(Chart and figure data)
** Start **

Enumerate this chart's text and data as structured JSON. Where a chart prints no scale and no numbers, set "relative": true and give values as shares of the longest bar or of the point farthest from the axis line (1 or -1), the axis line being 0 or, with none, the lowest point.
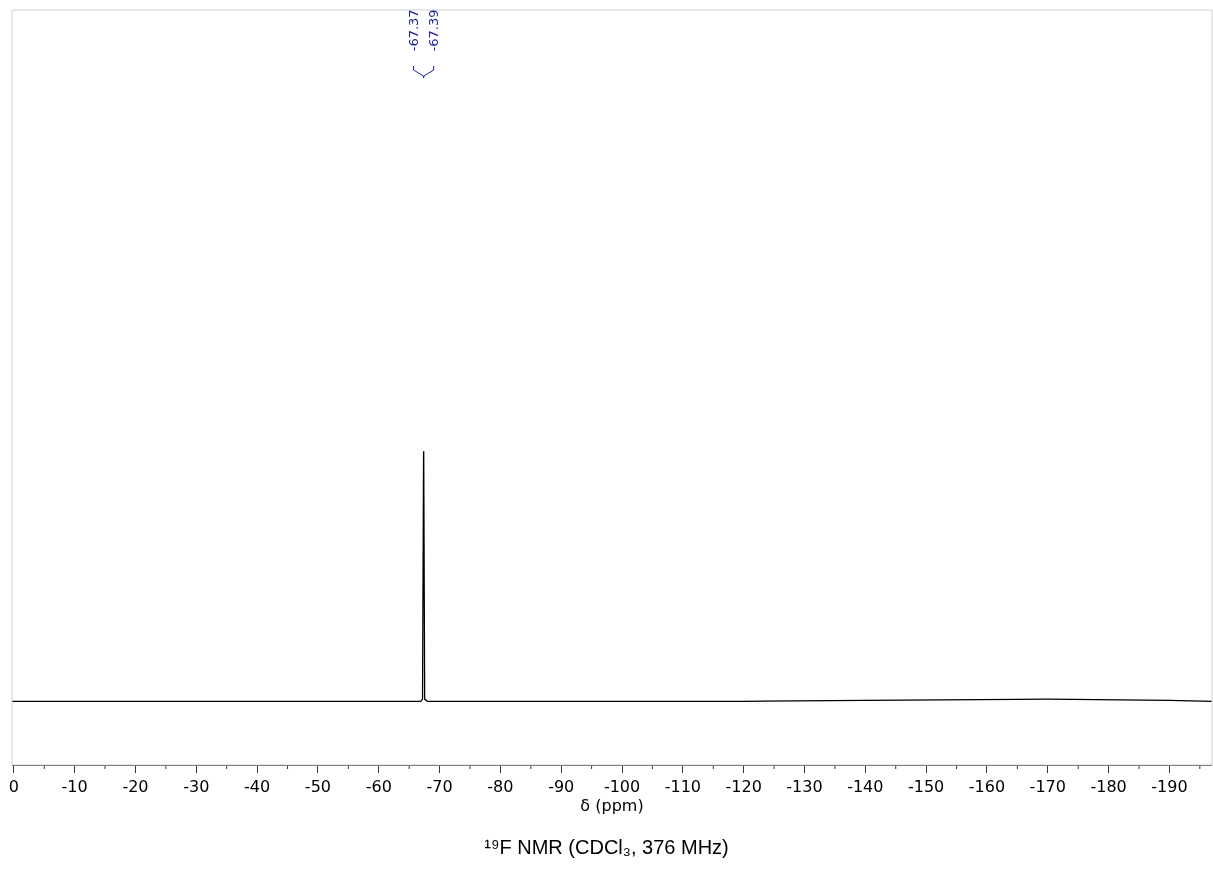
{
  "chart_data": {
    "type": "line",
    "title": "¹⁹F NMR (CDCl₃, 376 MHz)",
    "xlabel": "δ (ppm)",
    "relative": true,
    "x": [
      0.3,
      -60,
      -66.9,
      -67.2,
      -67.37,
      -67.38,
      -67.39,
      -67.55,
      -68,
      -120,
      -140,
      -170,
      -190,
      -197
    ],
    "series": [
      {
        "color": "#000000",
        "values": [
          0.203,
          0.203,
          0.203,
          0.21,
          1,
          0.98,
          1,
          0.21,
          0.203,
          0.203,
          0.206,
          0.21,
          0.206,
          0.203
        ]
      }
    ],
    "annotations": [
      {
        "text": "-67.37",
        "x": -67.37
      },
      {
        "text": "-67.39",
        "x": -67.39
      }
    ],
    "xlim": [
      0.3,
      -197
    ],
    "xticks": [
      0,
      {
        "value": -5,
        "label": null
      },
      -10,
      {
        "value": -15,
        "label": null
      },
      -20,
      {
        "value": -25,
        "label": null
      },
      -30,
      {
        "value": -35,
        "label": null
      },
      -40,
      {
        "value": -45,
        "label": null
      },
      -50,
      {
        "value": -55,
        "label": null
      },
      -60,
      {
        "value": -65,
        "label": null
      },
      -70,
      {
        "value": -75,
        "label": null
      },
      -80,
      {
        "value": -85,
        "label": null
      },
      -90,
      {
        "value": -95,
        "label": null
      },
      -100,
      {
        "value": -105,
        "label": null
      },
      -110,
      {
        "value": -115,
        "label": null
      },
      -120,
      {
        "value": -125,
        "label": null
      },
      -130,
      {
        "value": -135,
        "label": null
      },
      -140,
      {
        "value": -145,
        "label": null
      },
      -150,
      {
        "value": -155,
        "label": null
      },
      -160,
      {
        "value": -165,
        "label": null
      },
      -170,
      {
        "value": -175,
        "label": null
      },
      -180,
      {
        "value": -185,
        "label": null
      },
      -190,
      {
        "value": -195,
        "label": null
      }
    ],
    "tick_labels": "x",
    "grid": false,
    "marker": "none",
    "line_style": "solid"
  }
}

** End **

Aim of the task
Print all of the entries word for word. Omit the pictures they contain.

Exercise result
Enumerate this chart's text and data as structured JSON. Where a chart prints no scale and no numbers, set "relative": true and give values as shares of the longest bar or of the point farthest from the axis line (1 or -1), the axis line being 0 or, with none, the lowest point.
{
  "chart_data": {
    "type": "line",
    "title": "¹⁹F NMR (CDCl₃, 376 MHz)",
    "xlabel": "δ (ppm)",
    "relative": true,
    "x": [
      0.3,
      -60,
      -66.9,
      -67.2,
      -67.37,
      -67.38,
      -67.39,
      -67.55,
      -68,
      -120,
      -140,
      -170,
      -190,
      -197
    ],
    "series": [
      {
        "color": "#000000",
        "values": [
          0.203,
          0.203,
          0.203,
          0.21,
          1,
          0.98,
          1,
          0.21,
          0.203,
          0.203,
          0.206,
          0.21,
          0.206,
          0.203
        ]
      }
    ],
    "annotations": [
      {
        "text": "-67.37",
        "x": -67.37
      },
      {
        "text": "-67.39",
        "x": -67.39
      }
    ],
    "xlim": [
      0.3,
      -197
    ],
    "xticks": [
      0,
      {
        "value": -5,
        "label": null
      },
      -10,
      {
        "value": -15,
        "label": null
      },
      -20,
      {
        "value": -25,
        "label": null
      },
      -30,
      {
        "value": -35,
        "label": null
      },
      -40,
      {
        "value": -45,
        "label": null
      },
      -50,
      {
        "value": -55,
        "label": null
      },
      -60,
      {
        "value": -65,
        "label": null
      },
      -70,
      {
        "value": -75,
        "label": null
      },
      -80,
      {
        "value": -85,
        "label": null
      },
      -90,
      {
        "value": -95,
        "label": null
      },
      -100,
      {
        "value": -105,
        "label": null
      },
      -110,
      {
        "value": -115,
        "label": null
      },
      -120,
      {
        "value": -125,
        "label": null
      },
      -130,
      {
        "value": -135,
        "label": null
      },
      -140,
      {
        "value": -145,
        "label": null
      },
      -150,
      {
        "value": -155,
        "label": null
      },
      -160,
      {
        "value": -165,
        "label": null
      },
      -170,
      {
        "value": -175,
        "label": null
      },
      -180,
      {
        "value": -185,
        "label": null
      },
      -190,
      {
        "value": -195,
        "label": null
      }
    ],
    "tick_labels": "x",
    "grid": false,
    "marker": "none",
    "line_style": "solid"
  }
}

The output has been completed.